====== RECORDS PROVIDED ======

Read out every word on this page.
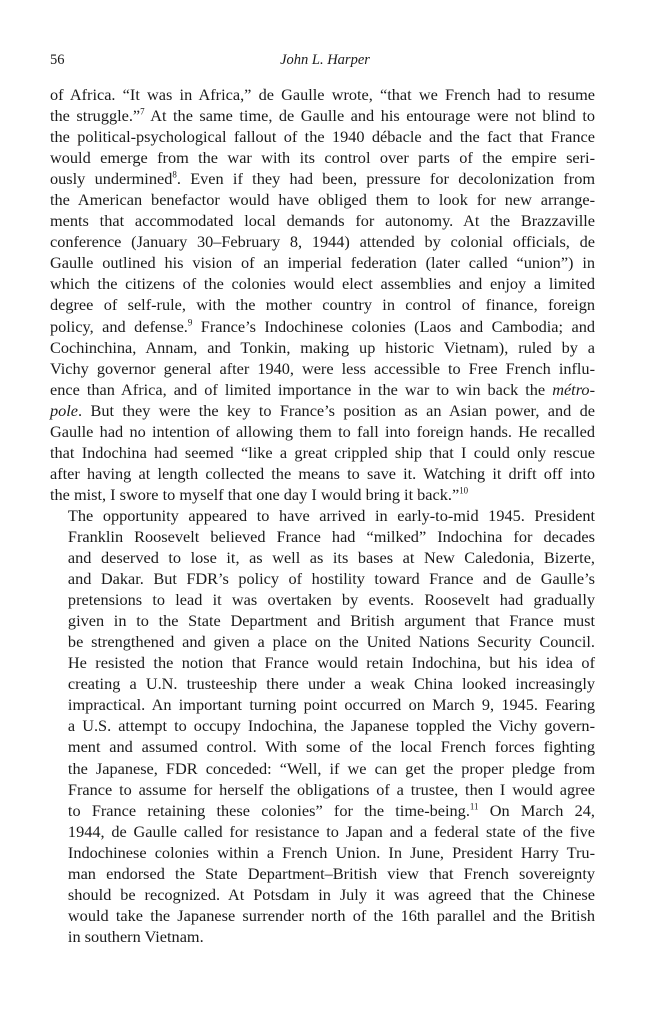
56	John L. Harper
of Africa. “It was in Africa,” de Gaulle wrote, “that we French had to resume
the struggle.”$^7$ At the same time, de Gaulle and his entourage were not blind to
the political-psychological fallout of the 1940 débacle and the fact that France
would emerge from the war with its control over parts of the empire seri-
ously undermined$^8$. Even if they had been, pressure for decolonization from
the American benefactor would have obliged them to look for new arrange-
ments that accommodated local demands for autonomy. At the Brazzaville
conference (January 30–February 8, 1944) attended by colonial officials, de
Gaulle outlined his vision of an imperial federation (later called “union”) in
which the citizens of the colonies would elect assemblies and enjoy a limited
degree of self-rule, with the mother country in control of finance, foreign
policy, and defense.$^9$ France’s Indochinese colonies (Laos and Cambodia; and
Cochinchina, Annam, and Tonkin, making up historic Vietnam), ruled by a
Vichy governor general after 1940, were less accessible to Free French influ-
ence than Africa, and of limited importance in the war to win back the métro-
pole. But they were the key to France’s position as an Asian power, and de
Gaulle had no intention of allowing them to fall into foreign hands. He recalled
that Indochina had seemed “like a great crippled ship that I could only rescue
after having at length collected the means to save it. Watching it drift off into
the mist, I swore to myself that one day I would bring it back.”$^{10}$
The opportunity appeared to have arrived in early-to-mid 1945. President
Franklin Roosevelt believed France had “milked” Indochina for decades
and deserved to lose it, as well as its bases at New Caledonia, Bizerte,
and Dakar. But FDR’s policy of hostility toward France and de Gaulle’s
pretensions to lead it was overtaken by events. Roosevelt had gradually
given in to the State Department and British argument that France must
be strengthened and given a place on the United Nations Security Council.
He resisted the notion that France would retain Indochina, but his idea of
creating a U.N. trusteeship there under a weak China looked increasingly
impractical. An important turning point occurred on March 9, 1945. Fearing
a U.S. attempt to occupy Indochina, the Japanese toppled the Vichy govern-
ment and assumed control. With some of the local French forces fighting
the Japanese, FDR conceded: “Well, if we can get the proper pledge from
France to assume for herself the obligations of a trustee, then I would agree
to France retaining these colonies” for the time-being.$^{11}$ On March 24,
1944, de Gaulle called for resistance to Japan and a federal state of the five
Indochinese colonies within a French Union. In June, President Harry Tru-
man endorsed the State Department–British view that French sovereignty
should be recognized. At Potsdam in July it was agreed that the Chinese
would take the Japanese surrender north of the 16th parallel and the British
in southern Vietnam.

======

DIRECTIONS:
Copy every line in the entries above that has the string "control" in it.

FINISHED EXERCISE:
would emerge from the war with its control over parts of the empire seri-
degree of self-rule, with the mother country in control of finance, foreign
ment and assumed control. With some of the local French forces fighting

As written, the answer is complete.